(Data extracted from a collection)
────────────────────────────────────────
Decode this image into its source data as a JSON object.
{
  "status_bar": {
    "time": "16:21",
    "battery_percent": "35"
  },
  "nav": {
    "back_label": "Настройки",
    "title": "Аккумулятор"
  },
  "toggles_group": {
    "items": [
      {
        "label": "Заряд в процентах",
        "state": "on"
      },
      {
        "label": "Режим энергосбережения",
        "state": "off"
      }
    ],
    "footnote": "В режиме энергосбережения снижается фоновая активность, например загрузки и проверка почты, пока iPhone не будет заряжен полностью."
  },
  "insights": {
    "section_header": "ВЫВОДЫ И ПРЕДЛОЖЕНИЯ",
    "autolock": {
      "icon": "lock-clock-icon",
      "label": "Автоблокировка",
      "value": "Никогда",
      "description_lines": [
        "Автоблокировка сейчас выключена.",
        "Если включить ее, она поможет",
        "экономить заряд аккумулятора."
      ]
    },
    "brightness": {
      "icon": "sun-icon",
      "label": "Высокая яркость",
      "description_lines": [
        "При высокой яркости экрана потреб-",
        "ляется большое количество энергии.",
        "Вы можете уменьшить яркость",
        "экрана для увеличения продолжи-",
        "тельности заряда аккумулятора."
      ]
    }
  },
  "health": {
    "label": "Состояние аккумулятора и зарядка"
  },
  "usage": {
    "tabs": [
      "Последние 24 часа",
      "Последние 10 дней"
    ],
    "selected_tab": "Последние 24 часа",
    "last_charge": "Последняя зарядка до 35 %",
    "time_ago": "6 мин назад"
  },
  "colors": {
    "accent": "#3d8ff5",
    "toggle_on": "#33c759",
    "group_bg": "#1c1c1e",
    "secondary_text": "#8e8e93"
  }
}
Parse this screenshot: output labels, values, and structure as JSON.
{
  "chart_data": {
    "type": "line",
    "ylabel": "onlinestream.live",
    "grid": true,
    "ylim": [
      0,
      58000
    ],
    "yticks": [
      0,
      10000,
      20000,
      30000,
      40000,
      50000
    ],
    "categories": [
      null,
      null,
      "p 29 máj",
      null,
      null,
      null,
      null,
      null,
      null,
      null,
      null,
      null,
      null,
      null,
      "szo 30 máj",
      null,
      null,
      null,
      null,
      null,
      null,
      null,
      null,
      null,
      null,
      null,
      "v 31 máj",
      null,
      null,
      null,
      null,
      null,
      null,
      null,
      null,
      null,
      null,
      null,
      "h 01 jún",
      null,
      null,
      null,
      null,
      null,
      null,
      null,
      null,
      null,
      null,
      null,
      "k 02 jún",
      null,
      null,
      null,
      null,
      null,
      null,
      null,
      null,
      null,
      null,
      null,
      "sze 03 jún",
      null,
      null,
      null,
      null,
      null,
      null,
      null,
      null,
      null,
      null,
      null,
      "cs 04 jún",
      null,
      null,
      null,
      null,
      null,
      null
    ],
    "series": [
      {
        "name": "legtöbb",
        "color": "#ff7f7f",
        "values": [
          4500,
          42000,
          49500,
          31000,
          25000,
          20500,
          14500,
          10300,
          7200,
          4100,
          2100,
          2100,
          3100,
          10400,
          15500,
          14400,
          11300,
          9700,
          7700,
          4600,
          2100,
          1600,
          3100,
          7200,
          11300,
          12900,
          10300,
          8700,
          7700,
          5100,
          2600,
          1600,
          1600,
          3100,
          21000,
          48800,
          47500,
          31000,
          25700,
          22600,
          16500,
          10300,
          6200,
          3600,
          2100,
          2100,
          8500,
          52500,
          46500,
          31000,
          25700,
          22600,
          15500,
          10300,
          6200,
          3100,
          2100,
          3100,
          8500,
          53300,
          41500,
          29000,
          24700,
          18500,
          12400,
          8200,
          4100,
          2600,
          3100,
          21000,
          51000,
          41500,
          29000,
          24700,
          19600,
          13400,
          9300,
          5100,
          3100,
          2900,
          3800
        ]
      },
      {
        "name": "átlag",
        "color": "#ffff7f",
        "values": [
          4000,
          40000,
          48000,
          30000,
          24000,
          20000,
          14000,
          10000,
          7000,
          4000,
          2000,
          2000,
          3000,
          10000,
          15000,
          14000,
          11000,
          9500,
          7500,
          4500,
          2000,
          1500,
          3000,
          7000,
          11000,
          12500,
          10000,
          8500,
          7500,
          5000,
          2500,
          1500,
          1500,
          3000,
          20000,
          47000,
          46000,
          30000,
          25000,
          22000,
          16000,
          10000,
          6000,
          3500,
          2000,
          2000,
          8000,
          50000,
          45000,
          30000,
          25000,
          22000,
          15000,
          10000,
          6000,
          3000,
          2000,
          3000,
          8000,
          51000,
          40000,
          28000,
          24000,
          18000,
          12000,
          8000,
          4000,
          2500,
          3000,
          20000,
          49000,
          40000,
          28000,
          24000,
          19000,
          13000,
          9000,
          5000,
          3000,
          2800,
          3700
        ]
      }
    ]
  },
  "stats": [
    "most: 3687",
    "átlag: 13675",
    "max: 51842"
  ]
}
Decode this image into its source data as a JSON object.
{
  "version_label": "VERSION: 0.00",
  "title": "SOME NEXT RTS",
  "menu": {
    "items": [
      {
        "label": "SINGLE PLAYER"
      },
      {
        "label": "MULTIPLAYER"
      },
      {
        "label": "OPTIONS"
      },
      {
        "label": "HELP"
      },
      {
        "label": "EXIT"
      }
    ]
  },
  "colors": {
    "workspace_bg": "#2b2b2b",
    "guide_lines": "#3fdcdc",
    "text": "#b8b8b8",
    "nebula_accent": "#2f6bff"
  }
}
────────────────────────────────────────
◆ **Brief**
Repeat the entries exactly, all of them.

◆ **Response to the exercise**
Decode this image into its source data as a JSON object.
{
  "status_bar": {
    "time": "16:21",
    "battery_percent": "35"
  },
  "nav": {
    "back_label": "Настройки",
    "title": "Аккумулятор"
  },
  "toggles_group": {
    "items": [
      {
        "label": "Заряд в процентах",
        "state": "on"
      },
      {
        "label": "Режим энергосбережения",
        "state": "off"
      }
    ],
    "footnote": "В режиме энергосбережения снижается фоновая активность, например загрузки и проверка почты, пока iPhone не будет заряжен полностью."
  },
  "insights": {
    "section_header": "ВЫВОДЫ И ПРЕДЛОЖЕНИЯ",
    "autolock": {
      "icon": "lock-clock-icon",
      "label": "Автоблокировка",
      "value": "Никогда",
      "description_lines": [
        "Автоблокировка сейчас выключена.",
        "Если включить ее, она поможет",
        "экономить заряд аккумулятора."
      ]
    },
    "brightness": {
      "icon": "sun-icon",
      "label": "Высокая яркость",
      "description_lines": [
        "При высокой яркости экрана потреб-",
        "ляется большое количество энергии.",
        "Вы можете уменьшить яркость",
        "экрана для увеличения продолжи-",
        "тельности заряда аккумулятора."
      ]
    }
  },
  "health": {
    "label": "Состояние аккумулятора и зарядка"
  },
  "usage": {
    "tabs": [
      "Последние 24 часа",
      "Последние 10 дней"
    ],
    "selected_tab": "Последние 24 часа",
    "last_charge": "Последняя зарядка до 35 %",
    "time_ago": "6 мин назад"
  },
  "colors": {
    "accent": "#3d8ff5",
    "toggle_on": "#33c759",
    "group_bg": "#1c1c1e",
    "secondary_text": "#8e8e93"
  }
}
Parse this screenshot: output labels, values, and structure as JSON.
{
  "chart_data": {
    "type": "line",
    "ylabel": "onlinestream.live",
    "grid": true,
    "ylim": [
      0,
      58000
    ],
    "yticks": [
      0,
      10000,
      20000,
      30000,
      40000,
      50000
    ],
    "categories": [
      null,
      null,
      "p 29 máj",
      null,
      null,
      null,
      null,
      null,
      null,
      null,
      null,
      null,
      null,
      null,
      "szo 30 máj",
      null,
      null,
      null,
      null,
      null,
      null,
      null,
      null,
      null,
      null,
      null,
      "v 31 máj",
      null,
      null,
      null,
      null,
      null,
      null,
      null,
      null,
      null,
      null,
      null,
      "h 01 jún",
      null,
      null,
      null,
      null,
      null,
      null,
      null,
      null,
      null,
      null,
      null,
      "k 02 jún",
      null,
      null,
      null,
      null,
      null,
      null,
      null,
      null,
      null,
      null,
      null,
      "sze 03 jún",
      null,
      null,
      null,
      null,
      null,
      null,
      null,
      null,
      null,
      null,
      null,
      "cs 04 jún",
      null,
      null,
      null,
      null,
      null,
      null
    ],
    "series": [
      {
        "name": "legtöbb",
        "color": "#ff7f7f",
        "values": [
          4500,
          42000,
          49500,
          31000,
          25000,
          20500,
          14500,
          10300,
          7200,
          4100,
          2100,
          2100,
          3100,
          10400,
          15500,
          14400,
          11300,
          9700,
          7700,
          4600,
          2100,
          1600,
          3100,
          7200,
          11300,
          12900,
          10300,
          8700,
          7700,
          5100,
          2600,
          1600,
          1600,
          3100,
          21000,
          48800,
          47500,
          31000,
          25700,
          22600,
          16500,
          10300,
          6200,
          3600,
          2100,
          2100,
          8500,
          52500,
          46500,
          31000,
          25700,
          22600,
          15500,
          10300,
          6200,
          3100,
          2100,
          3100,
          8500,
          53300,
          41500,
          29000,
          24700,
          18500,
          12400,
          8200,
          4100,
          2600,
          3100,
          21000,
          51000,
          41500,
          29000,
          24700,
          19600,
          13400,
          9300,
          5100,
          3100,
          2900,
          3800
        ]
      },
      {
        "name": "átlag",
        "color": "#ffff7f",
        "values": [
          4000,
          40000,
          48000,
          30000,
          24000,
          20000,
          14000,
          10000,
          7000,
          4000,
          2000,
          2000,
          3000,
          10000,
          15000,
          14000,
          11000,
          9500,
          7500,
          4500,
          2000,
          1500,
          3000,
          7000,
          11000,
          12500,
          10000,
          8500,
          7500,
          5000,
          2500,
          1500,
          1500,
          3000,
          20000,
          47000,
          46000,
          30000,
          25000,
          22000,
          16000,
          10000,
          6000,
          3500,
          2000,
          2000,
          8000,
          50000,
          45000,
          30000,
          25000,
          22000,
          15000,
          10000,
          6000,
          3000,
          2000,
          3000,
          8000,
          51000,
          40000,
          28000,
          24000,
          18000,
          12000,
          8000,
          4000,
          2500,
          3000,
          20000,
          49000,
          40000,
          28000,
          24000,
          19000,
          13000,
          9000,
          5000,
          3000,
          2800,
          3700
        ]
      }
    ]
  },
  "stats": [
    "most: 3687",
    "átlag: 13675",
    "max: 51842"
  ]
}
Decode this image into its source data as a JSON object.
{
  "version_label": "VERSION: 0.00",
  "title": "SOME NEXT RTS",
  "menu": {
    "items": [
      {
        "label": "SINGLE PLAYER"
      },
      {
        "label": "MULTIPLAYER"
      },
      {
        "label": "OPTIONS"
      },
      {
        "label": "HELP"
      },
      {
        "label": "EXIT"
      }
    ]
  },
  "colors": {
    "workspace_bg": "#2b2b2b",
    "guide_lines": "#3fdcdc",
    "text": "#b8b8b8",
    "nebula_accent": "#2f6bff"
  }
}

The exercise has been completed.